» **EXERCISE AIM**:
Answer these about the thread on casting between short and int in C, one line each:
(a) What bit widths does the asker assume for short and int?
(b) Which conversion does the asker say seems to do a "sign extension"?
(c) What name does the quoted C99 passage give these conversions?

» **EXTRACT**:
═══

简体   繁体   中英

What is the rule for C to cast between short and int?

I'm confused when using C to cast between short and int. I assume short is 16-bit and int is 32-bit. I tested with below code:

unsigned short a = 0xFFFF;
signed short b = 0xFFFF;

unsigned int u16tou32 = a;
unsigned int s16tou32 = b;
signed int u16tos32 = a;
signed int s16tos32 = b;

printf("%u %u %d %d\n", u16tou32, s16tou32, u16tou32, s16tou32);

What I got is:

  • u16tou32: 65535
  • s16tou32: 4294967295
  • u16tos32: 65535
  • s16tos32: -1

What I am confused with is the conversion between s16 to u32, as well as u16 to s32. Seems like s16 to u32 is doing a "sign extension", while u16 to s32 is not. What exactly is the rule behind this? Also is this implementation-dependent? Is it safe to do this type of casting in C, or should I use bit manipulation myself to avoid unexpected results?

Anytime an integer type is being converted to a different integer type it falls through a deterministic pachinko machine of rules as dictated by the standard and on one occasion, the implementation.

The general overview on value-qualification:

C99 6.3.1.1-p2

If an int can represent all values of the original type (as restricted by the width, for a bit-field), the value is converted to an int; otherwise, it is converted to an unsigned int . These are called the integer promotions. All other types are unchanged by the integer promotions.

═══

» **DATASET EXTRACT**:

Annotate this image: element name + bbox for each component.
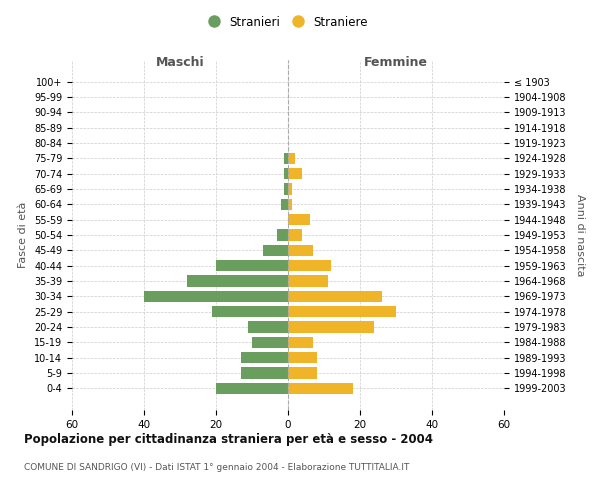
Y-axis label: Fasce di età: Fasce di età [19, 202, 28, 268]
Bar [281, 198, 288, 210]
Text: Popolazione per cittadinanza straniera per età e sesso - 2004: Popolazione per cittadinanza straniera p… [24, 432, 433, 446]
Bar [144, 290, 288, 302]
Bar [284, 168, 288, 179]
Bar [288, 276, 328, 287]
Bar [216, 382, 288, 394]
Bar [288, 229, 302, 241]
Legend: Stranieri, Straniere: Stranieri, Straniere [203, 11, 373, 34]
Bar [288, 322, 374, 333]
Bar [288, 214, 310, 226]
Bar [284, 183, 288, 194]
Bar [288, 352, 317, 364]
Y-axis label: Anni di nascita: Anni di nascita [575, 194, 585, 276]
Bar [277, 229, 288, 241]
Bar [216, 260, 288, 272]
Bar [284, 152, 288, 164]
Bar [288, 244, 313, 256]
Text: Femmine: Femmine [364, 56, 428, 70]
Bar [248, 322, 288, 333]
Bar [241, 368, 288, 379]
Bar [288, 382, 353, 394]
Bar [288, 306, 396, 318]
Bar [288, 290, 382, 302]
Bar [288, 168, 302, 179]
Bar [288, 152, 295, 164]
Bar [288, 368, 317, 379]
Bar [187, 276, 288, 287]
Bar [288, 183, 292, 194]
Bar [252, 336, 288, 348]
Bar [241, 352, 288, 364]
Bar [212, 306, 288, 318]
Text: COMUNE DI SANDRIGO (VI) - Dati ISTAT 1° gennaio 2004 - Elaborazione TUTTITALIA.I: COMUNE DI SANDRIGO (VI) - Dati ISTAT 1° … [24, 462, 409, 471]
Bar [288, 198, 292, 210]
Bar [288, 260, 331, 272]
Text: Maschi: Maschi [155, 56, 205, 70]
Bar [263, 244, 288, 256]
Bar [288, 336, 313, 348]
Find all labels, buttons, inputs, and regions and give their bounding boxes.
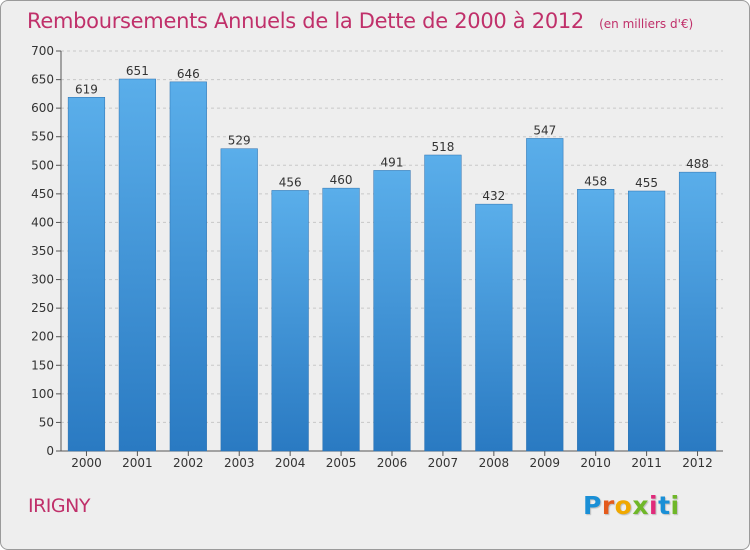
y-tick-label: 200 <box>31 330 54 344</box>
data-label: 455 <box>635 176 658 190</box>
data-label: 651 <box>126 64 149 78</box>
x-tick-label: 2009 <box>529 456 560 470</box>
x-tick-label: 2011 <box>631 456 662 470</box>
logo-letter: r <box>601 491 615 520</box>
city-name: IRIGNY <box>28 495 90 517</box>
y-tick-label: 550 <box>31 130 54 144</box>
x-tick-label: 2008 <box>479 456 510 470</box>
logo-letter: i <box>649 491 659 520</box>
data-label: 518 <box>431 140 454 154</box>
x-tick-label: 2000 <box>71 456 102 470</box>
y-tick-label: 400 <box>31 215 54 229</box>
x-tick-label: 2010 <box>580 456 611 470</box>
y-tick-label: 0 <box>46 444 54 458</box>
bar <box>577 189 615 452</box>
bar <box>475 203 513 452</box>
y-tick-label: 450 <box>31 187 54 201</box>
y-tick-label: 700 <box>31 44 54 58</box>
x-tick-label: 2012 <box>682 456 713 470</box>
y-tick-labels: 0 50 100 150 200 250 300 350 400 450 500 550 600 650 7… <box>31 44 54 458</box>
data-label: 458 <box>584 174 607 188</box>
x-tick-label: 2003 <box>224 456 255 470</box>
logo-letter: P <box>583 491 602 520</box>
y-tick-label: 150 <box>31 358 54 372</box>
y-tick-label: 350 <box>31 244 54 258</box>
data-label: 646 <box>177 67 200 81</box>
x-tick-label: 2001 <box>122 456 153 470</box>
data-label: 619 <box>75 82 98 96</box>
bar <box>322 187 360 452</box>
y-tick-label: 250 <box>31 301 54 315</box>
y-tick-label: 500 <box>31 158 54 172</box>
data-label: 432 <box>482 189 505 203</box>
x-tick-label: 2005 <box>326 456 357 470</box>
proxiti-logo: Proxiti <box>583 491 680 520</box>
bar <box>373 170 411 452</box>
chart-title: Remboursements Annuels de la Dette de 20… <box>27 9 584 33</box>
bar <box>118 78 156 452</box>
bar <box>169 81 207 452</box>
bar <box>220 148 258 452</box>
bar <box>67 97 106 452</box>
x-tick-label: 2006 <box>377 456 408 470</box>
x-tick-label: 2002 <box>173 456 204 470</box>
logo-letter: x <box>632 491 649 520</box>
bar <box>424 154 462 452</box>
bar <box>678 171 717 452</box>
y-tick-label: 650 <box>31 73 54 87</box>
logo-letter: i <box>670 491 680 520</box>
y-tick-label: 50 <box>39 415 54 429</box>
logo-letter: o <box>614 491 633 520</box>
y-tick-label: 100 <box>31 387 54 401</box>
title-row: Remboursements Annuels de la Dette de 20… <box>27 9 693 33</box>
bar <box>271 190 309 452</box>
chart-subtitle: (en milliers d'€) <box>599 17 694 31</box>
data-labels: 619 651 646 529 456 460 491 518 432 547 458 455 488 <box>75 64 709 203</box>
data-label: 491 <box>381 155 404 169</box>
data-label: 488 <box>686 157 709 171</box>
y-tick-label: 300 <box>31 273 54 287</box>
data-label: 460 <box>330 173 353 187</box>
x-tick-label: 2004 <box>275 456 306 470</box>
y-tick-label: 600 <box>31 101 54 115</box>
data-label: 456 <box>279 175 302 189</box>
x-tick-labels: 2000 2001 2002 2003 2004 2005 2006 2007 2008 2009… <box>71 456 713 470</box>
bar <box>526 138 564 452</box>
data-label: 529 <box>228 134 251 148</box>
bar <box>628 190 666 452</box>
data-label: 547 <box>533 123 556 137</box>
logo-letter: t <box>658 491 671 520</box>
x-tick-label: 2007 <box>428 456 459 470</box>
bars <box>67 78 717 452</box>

═══

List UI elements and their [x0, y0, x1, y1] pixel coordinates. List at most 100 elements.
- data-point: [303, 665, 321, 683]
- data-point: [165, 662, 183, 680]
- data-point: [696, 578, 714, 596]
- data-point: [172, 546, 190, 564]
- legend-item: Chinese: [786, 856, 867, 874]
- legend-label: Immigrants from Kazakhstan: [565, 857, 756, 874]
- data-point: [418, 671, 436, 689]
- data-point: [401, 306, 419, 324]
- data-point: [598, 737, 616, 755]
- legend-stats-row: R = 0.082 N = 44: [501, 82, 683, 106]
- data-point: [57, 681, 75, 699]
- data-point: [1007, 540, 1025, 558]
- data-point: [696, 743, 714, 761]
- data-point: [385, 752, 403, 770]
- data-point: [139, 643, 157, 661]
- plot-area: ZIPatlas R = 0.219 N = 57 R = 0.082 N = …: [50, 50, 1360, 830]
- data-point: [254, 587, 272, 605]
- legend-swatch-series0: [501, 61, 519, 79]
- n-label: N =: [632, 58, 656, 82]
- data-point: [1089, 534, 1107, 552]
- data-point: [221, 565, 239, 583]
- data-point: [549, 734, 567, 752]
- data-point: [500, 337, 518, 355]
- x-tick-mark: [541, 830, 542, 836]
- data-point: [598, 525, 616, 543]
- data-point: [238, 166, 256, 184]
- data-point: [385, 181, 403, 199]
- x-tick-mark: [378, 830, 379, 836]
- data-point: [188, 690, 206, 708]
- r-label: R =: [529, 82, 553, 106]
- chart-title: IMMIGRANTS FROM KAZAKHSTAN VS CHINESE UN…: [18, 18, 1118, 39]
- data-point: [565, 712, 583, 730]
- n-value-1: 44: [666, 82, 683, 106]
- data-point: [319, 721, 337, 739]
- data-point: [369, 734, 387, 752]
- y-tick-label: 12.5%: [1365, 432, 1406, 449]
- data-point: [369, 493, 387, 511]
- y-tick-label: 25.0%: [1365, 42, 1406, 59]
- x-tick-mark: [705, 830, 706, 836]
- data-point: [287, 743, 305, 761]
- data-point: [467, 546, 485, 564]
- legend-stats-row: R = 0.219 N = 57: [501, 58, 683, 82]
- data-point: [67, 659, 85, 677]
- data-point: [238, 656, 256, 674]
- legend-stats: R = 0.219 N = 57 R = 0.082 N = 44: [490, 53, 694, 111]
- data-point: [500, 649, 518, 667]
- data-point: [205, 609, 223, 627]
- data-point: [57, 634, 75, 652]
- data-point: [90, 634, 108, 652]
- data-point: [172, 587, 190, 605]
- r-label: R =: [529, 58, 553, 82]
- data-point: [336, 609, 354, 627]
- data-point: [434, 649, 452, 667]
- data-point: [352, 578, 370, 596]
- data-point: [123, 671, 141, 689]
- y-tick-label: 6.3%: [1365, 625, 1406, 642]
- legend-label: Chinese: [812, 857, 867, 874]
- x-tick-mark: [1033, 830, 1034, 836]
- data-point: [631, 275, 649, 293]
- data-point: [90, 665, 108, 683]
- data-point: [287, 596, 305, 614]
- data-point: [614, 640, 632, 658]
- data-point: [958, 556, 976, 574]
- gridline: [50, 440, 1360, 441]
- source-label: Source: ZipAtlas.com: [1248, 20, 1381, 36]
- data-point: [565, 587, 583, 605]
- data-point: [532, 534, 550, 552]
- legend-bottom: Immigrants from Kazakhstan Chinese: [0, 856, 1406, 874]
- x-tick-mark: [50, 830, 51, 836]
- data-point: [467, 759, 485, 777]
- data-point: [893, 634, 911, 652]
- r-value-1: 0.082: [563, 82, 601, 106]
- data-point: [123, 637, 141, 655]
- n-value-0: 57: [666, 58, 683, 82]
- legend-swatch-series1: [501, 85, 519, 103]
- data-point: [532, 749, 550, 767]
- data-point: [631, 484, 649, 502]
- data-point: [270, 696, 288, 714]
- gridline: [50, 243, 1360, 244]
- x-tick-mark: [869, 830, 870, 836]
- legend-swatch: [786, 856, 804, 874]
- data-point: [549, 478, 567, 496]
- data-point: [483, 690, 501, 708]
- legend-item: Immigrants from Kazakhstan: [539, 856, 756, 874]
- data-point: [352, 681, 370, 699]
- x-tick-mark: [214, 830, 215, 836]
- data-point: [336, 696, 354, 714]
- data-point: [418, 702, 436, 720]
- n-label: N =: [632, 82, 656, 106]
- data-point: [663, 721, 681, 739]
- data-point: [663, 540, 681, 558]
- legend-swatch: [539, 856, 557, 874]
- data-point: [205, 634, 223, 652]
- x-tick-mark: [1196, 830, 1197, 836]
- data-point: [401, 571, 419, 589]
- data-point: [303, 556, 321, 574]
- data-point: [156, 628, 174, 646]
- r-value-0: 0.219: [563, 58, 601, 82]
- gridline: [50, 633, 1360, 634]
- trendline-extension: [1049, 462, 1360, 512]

═══

» **TASK SOLUTION**:
(a) Short is 16-bit and int is 32-bit.
(b) The conversion from s16 to u32.
(c) The integer promotions.